Page –
Special meetings of the shareholders may be called by any of the following:  (a) by the Chairman of the Board of Directors; (b) by the President of the corporation; (c) by the Board of Directors upon the affirmative vote of at least seventy-five percent (75%) of the entire Board of Directors; or (d) by the shareholders upon the written request of those persons holding of record not less than eighty percent (80%) of the total voting power of the shares entitled to vote thereon.
 
ARTICLE XIV                                
 
Neither any provision of these Articles of Incorporation nor any provision of the By-Laws of the corporation may be amended, altered or repealed by the shareholders of this corporation unless a meeting of the shareholders of this corporation is held to act thereon and there is obtained the approval of a percentage of all the votes entitled to be cast thereon of at least eighty percent (80%); provided, however, that the approval of a majority of all the votes entitled to be cast shall be sufficient to approve any such amendment, alteration or repeal that has been favorably recommended to the shareholders by a resolution adopted by the affirmative vote of at least seventy-five percent (75%) of the entire Board of Directors.
 

3. The number of shares of the corporation outstanding at the time of such adoption was 436,721; and the number of shares entitled to vote thereon was 436,721.
 
4. The number of shares voted for such amendment was 321,508; and the number of shares voted against such amendment was 12,699.
 
5. The amendment herein effected does not give rise to dissenter’s rights to payment for the reason that the only effect of such amendment is to add new Articles concerning the percentage of acceptance required on various matters that are voted upon.

Records to process –
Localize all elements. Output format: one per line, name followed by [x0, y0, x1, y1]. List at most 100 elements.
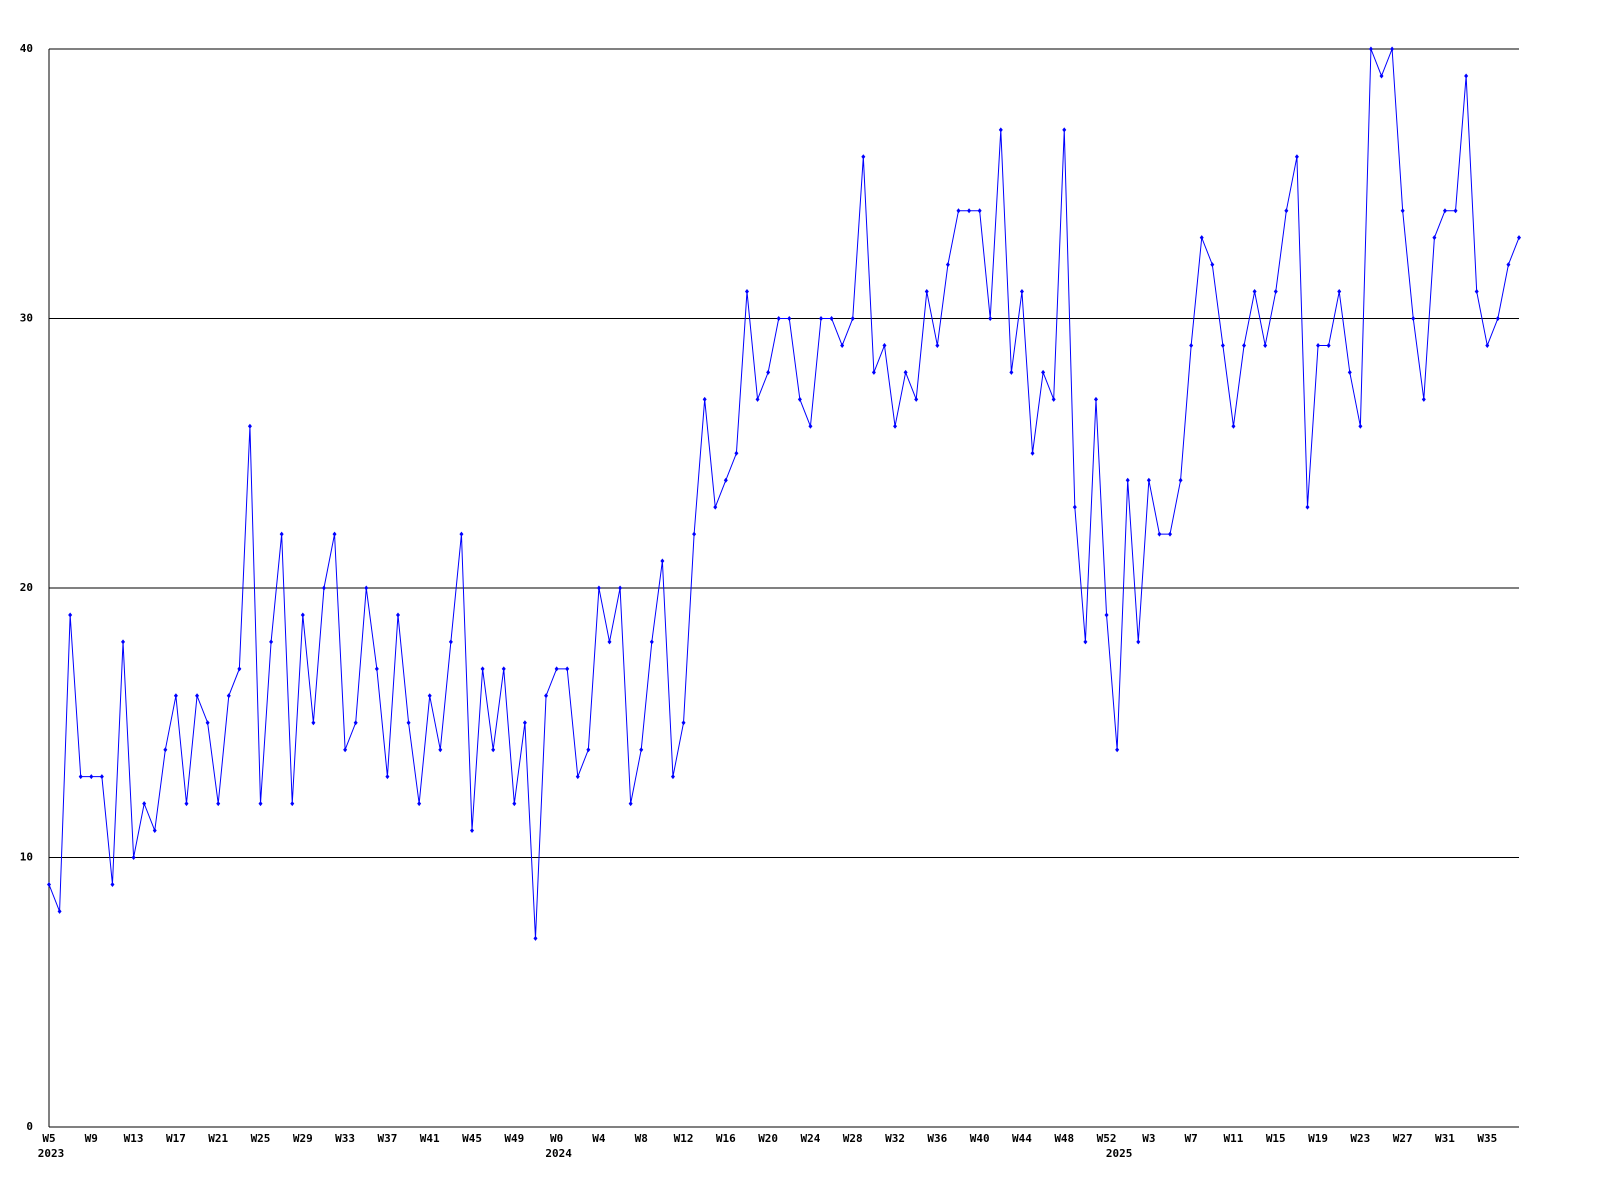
data-point — [945, 262, 950, 268]
y-tick-label: 40 — [20, 42, 33, 55]
data-point — [438, 747, 443, 753]
data-point — [713, 504, 718, 510]
data-point — [1485, 342, 1490, 348]
data-point — [1062, 127, 1067, 133]
data-point — [797, 396, 802, 402]
data-point — [776, 316, 781, 321]
data-point — [121, 639, 126, 645]
data-point — [1421, 396, 1426, 402]
data-point — [903, 369, 908, 375]
x-tick-label: W33 — [335, 1132, 355, 1145]
x-tick-label: W0 — [550, 1132, 563, 1145]
data-point — [1210, 262, 1215, 268]
data-point — [279, 531, 284, 537]
data-point — [195, 693, 200, 699]
data-point — [935, 342, 940, 348]
data-point — [1168, 531, 1173, 537]
data-point — [956, 208, 961, 214]
data-point — [47, 881, 51, 887]
data-point — [290, 801, 295, 807]
data-point — [311, 720, 316, 726]
data-point — [660, 558, 665, 564]
data-point — [1104, 612, 1109, 618]
year-label: 2023 — [38, 1147, 65, 1160]
data-point — [1294, 154, 1299, 160]
x-tick-label: W25 — [251, 1132, 271, 1145]
year-label: 2025 — [1106, 1147, 1133, 1160]
data-point — [152, 828, 157, 834]
data-point — [1358, 423, 1363, 429]
data-point — [586, 747, 591, 753]
data-point — [628, 801, 633, 807]
data-point — [1178, 477, 1183, 483]
x-tick-label: W41 — [420, 1132, 440, 1145]
data-point — [1189, 342, 1194, 348]
data-point — [1411, 316, 1416, 321]
x-tick-label: W37 — [377, 1132, 397, 1145]
data-point — [1400, 208, 1405, 214]
x-tick-label: W15 — [1266, 1132, 1286, 1145]
data-point — [1495, 316, 1500, 321]
data-point — [78, 774, 83, 780]
data-point — [1242, 342, 1247, 348]
data-point — [1157, 531, 1162, 537]
data-point — [131, 855, 136, 860]
data-point — [670, 774, 675, 780]
data-point — [459, 531, 464, 537]
data-point — [57, 908, 62, 914]
data-point — [681, 720, 686, 726]
data-point — [1072, 504, 1077, 510]
data-point — [1517, 235, 1521, 241]
x-tick-label: W7 — [1185, 1132, 1198, 1145]
data-point — [205, 720, 210, 726]
data-point — [99, 774, 104, 780]
data-point — [575, 774, 580, 780]
data-point — [385, 774, 390, 780]
data-point — [480, 666, 485, 672]
data-point — [723, 477, 728, 483]
x-tick-label: W27 — [1393, 1132, 1413, 1145]
data-point — [1442, 208, 1447, 214]
x-tick-label: W4 — [592, 1132, 606, 1145]
data-point — [406, 720, 411, 726]
data-point — [300, 612, 305, 618]
data-point — [1326, 342, 1331, 348]
data-point — [1231, 423, 1236, 429]
data-point — [1273, 289, 1278, 295]
data-point — [1093, 396, 1098, 402]
y-tick-label: 30 — [20, 312, 33, 325]
data-point — [977, 208, 982, 214]
data-point — [216, 801, 221, 807]
data-point — [1220, 342, 1225, 348]
data-point — [755, 396, 760, 402]
data-point — [427, 693, 432, 699]
data-point — [417, 801, 422, 807]
year-label: 2024 — [545, 1147, 572, 1160]
y-tick-label: 0 — [26, 1120, 33, 1133]
data-point — [1030, 450, 1035, 456]
data-point — [819, 316, 824, 321]
data-point — [596, 585, 601, 591]
data-point — [618, 585, 623, 591]
x-tick-label: W28 — [843, 1132, 863, 1145]
x-tick-label: W5 — [42, 1132, 55, 1145]
x-tick-label: W17 — [166, 1132, 186, 1145]
data-point — [1316, 342, 1321, 348]
data-point — [237, 666, 242, 672]
data-point — [258, 801, 263, 807]
x-tick-label: W21 — [208, 1132, 228, 1145]
data-point — [247, 423, 252, 429]
data-point — [967, 208, 972, 214]
x-tick-label: W49 — [504, 1132, 524, 1145]
data-point — [1041, 369, 1046, 375]
data-point — [332, 531, 337, 537]
x-tick-label: W36 — [927, 1132, 947, 1145]
data-point — [68, 612, 73, 618]
x-tick-label: W3 — [1142, 1132, 1155, 1145]
data-point — [871, 369, 876, 375]
data-point — [607, 639, 612, 645]
data-point — [395, 612, 400, 618]
data-point — [1146, 477, 1151, 483]
data-point — [766, 369, 771, 375]
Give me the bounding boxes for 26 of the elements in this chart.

Requirements –
A - Retype the amendment text, beginning at the words "Neither any provision" and stopping after "thereon was 436,721.".
B - Pick out each line of the listing that contains the word "elements", and copy those lines.

List of solutions –
A -
Neither any provision of these Articles of Incorporation nor any provision of the By-Laws of the corporation may be amended, altered or repealed by the shareholders of this corporation unless a meeting of the shareholders of this corporation is held to act thereon and there is obtained the approval of a percentage of all the votes entitled to be cast thereon of at least eighty percent (80%); provided, however, that the approval of a majority of all the votes entitled to be cast shall be sufficient to approve any such amendment, alteration or repeal that has been favorably recommended to the shareholders by a resolution adopted by the affirmative vote of at least seventy-five percent (75%) of the entire Board of Directors.
 

3. The number of shares of the corporation outstanding at the time of such adoption was 436,721; and the number of shares entitled to vote thereon was 436,721.

B -
Localize all elements. Output format: one per line, name followed by [x0, y0, x1, y1]. List at most 100 elements.
Give me the bounding boxes for 26 of the elements in this chart.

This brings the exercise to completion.